:: Your task ::
Please transcribe every one of the entries below, keeping each line unchanged.

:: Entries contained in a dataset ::
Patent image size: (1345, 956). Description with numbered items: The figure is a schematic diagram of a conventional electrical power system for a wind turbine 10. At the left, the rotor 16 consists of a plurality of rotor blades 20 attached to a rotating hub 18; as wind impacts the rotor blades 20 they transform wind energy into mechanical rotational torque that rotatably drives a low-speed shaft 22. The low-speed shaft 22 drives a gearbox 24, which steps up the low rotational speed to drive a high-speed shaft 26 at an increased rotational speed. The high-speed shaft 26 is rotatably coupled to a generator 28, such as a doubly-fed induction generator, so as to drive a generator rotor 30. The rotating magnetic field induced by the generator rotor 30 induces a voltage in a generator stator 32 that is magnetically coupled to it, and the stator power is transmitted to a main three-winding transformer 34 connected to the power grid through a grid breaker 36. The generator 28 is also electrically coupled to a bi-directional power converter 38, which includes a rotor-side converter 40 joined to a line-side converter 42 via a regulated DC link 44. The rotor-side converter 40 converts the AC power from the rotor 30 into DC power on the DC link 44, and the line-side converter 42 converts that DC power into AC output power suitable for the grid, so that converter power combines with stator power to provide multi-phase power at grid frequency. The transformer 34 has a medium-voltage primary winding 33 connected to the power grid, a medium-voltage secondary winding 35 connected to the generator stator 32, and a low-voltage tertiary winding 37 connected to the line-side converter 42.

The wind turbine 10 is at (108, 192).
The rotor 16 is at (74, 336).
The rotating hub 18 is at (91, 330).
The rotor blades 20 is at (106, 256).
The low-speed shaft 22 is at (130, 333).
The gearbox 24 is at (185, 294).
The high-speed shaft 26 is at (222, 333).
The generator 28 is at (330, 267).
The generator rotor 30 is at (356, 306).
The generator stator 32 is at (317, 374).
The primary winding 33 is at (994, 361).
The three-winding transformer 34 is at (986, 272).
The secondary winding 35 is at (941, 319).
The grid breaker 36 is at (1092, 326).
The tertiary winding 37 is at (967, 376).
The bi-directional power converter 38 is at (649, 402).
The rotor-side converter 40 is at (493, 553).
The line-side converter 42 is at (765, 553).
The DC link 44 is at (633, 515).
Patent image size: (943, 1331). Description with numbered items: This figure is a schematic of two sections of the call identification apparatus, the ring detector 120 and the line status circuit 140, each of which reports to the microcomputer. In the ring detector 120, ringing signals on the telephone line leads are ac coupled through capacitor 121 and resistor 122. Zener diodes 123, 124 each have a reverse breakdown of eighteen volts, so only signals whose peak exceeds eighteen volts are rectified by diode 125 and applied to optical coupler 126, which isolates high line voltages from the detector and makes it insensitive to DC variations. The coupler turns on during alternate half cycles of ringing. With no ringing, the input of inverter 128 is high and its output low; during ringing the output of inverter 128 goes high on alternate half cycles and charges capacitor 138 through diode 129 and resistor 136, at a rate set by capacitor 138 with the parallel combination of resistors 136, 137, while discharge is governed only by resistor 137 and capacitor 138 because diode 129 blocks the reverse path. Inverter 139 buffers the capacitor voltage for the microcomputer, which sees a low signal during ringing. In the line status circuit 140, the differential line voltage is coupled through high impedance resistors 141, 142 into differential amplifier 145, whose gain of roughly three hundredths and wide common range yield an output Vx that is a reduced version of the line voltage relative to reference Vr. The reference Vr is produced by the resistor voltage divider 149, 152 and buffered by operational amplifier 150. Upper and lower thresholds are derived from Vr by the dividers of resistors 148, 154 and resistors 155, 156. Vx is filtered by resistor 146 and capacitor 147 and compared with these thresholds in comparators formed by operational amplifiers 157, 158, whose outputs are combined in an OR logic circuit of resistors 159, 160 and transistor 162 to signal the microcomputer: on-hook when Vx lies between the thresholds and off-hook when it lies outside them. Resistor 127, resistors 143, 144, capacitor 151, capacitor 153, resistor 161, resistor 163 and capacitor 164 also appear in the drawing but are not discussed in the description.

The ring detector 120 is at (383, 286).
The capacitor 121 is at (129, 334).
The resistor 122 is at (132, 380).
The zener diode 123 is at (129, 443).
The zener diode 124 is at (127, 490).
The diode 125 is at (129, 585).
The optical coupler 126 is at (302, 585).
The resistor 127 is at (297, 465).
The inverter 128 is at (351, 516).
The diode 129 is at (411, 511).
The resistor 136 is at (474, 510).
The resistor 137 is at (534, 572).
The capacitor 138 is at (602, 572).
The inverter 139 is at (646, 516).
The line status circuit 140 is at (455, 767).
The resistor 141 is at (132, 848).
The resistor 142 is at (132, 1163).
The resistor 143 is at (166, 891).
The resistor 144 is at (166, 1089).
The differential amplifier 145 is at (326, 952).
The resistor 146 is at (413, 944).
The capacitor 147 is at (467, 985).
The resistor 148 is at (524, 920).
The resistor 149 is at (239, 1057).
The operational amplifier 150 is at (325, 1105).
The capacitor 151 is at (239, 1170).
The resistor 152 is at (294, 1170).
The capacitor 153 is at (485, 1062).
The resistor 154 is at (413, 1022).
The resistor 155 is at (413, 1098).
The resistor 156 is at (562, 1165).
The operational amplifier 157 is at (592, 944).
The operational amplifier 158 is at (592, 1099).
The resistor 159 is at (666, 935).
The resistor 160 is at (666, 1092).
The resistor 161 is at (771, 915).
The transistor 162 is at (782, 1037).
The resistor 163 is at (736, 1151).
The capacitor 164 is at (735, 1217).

:: Reply to the task ::
Patent image size: (1345, 956). Description with numbered items: The figure is a schematic diagram of a conventional electrical power system for a wind turbine 10. At the left, the rotor 16 consists of a plurality of rotor blades 20 attached to a rotating hub 18; as wind impacts the rotor blades 20 they transform wind energy into mechanical rotational torque that rotatably drives a low-speed shaft 22. The low-speed shaft 22 drives a gearbox 24, which steps up the low rotational speed to drive a high-speed shaft 26 at an increased rotational speed. The high-speed shaft 26 is rotatably coupled to a generator 28, such as a doubly-fed induction generator, so as to drive a generator rotor 30. The rotating magnetic field induced by the generator rotor 30 induces a voltage in a generator stator 32 that is magnetically coupled to it, and the stator power is transmitted to a main three-winding transformer 34 connected to the power grid through a grid breaker 36. The generator 28 is also electrically coupled to a bi-directional power converter 38, which includes a rotor-side converter 40 joined to a line-side converter 42 via a regulated DC link 44. The rotor-side converter 40 converts the AC power from the rotor 30 into DC power on the DC link 44, and the line-side converter 42 converts that DC power into AC output power suitable for the grid, so that converter power combines with stator power to provide multi-phase power at grid frequency. The transformer 34 has a medium-voltage primary winding 33 connected to the power grid, a medium-voltage secondary winding 35 connected to the generator stator 32, and a low-voltage tertiary winding 37 connected to the line-side converter 42.

The wind turbine 10 is at (108, 192).
The rotor 16 is at (74, 336).
The rotating hub 18 is at (91, 330).
The rotor blades 20 is at (106, 256).
The low-speed shaft 22 is at (130, 333).
The gearbox 24 is at (185, 294).
The high-speed shaft 26 is at (222, 333).
The generator 28 is at (330, 267).
The generator rotor 30 is at (356, 306).
The generator stator 32 is at (317, 374).
The primary winding 33 is at (994, 361).
The three-winding transformer 34 is at (986, 272).
The secondary winding 35 is at (941, 319).
The grid breaker 36 is at (1092, 326).
The tertiary winding 37 is at (967, 376).
The bi-directional power converter 38 is at (649, 402).
The rotor-side converter 40 is at (493, 553).
The line-side converter 42 is at (765, 553).
The DC link 44 is at (633, 515).
Patent image size: (943, 1331). Description with numbered items: This figure is a schematic of two sections of the call identification apparatus, the ring detector 120 and the line status circuit 140, each of which reports to the microcomputer. In the ring detector 120, ringing signals on the telephone line leads are ac coupled through capacitor 121 and resistor 122. Zener diodes 123, 124 each have a reverse breakdown of eighteen volts, so only signals whose peak exceeds eighteen volts are rectified by diode 125 and applied to optical coupler 126, which isolates high line voltages from the detector and makes it insensitive to DC variations. The coupler turns on during alternate half cycles of ringing. With no ringing, the input of inverter 128 is high and its output low; during ringing the output of inverter 128 goes high on alternate half cycles and charges capacitor 138 through diode 129 and resistor 136, at a rate set by capacitor 138 with the parallel combination of resistors 136, 137, while discharge is governed only by resistor 137 and capacitor 138 because diode 129 blocks the reverse path. Inverter 139 buffers the capacitor voltage for the microcomputer, which sees a low signal during ringing. In the line status circuit 140, the differential line voltage is coupled through high impedance resistors 141, 142 into differential amplifier 145, whose gain of roughly three hundredths and wide common range yield an output Vx that is a reduced version of the line voltage relative to reference Vr. The reference Vr is produced by the resistor voltage divider 149, 152 and buffered by operational amplifier 150. Upper and lower thresholds are derived from Vr by the dividers of resistors 148, 154 and resistors 155, 156. Vx is filtered by resistor 146 and capacitor 147 and compared with these thresholds in comparators formed by operational amplifiers 157, 158, whose outputs are combined in an OR logic circuit of resistors 159, 160 and transistor 162 to signal the microcomputer: on-hook when Vx lies between the thresholds and off-hook when it lies outside them. Resistor 127, resistors 143, 144, capacitor 151, capacitor 153, resistor 161, resistor 163 and capacitor 164 also appear in the drawing but are not discussed in the description.

The ring detector 120 is at (383, 286).
The capacitor 121 is at (129, 334).
The resistor 122 is at (132, 380).
The zener diode 123 is at (129, 443).
The zener diode 124 is at (127, 490).
The diode 125 is at (129, 585).
The optical coupler 126 is at (302, 585).
The resistor 127 is at (297, 465).
The inverter 128 is at (351, 516).
The diode 129 is at (411, 511).
The resistor 136 is at (474, 510).
The resistor 137 is at (534, 572).
The capacitor 138 is at (602, 572).
The inverter 139 is at (646, 516).
The line status circuit 140 is at (455, 767).
The resistor 141 is at (132, 848).
The resistor 142 is at (132, 1163).
The resistor 143 is at (166, 891).
The resistor 144 is at (166, 1089).
The differential amplifier 145 is at (326, 952).
The resistor 146 is at (413, 944).
The capacitor 147 is at (467, 985).
The resistor 148 is at (524, 920).
The resistor 149 is at (239, 1057).
The operational amplifier 150 is at (325, 1105).
The capacitor 151 is at (239, 1170).
The resistor 152 is at (294, 1170).
The capacitor 153 is at (485, 1062).
The resistor 154 is at (413, 1022).
The resistor 155 is at (413, 1098).
The resistor 156 is at (562, 1165).
The operational amplifier 157 is at (592, 944).
The operational amplifier 158 is at (592, 1099).
The resistor 159 is at (666, 935).
The resistor 160 is at (666, 1092).
The resistor 161 is at (771, 915).
The transistor 162 is at (782, 1037).
The resistor 163 is at (736, 1151).
The capacitor 164 is at (735, 1217).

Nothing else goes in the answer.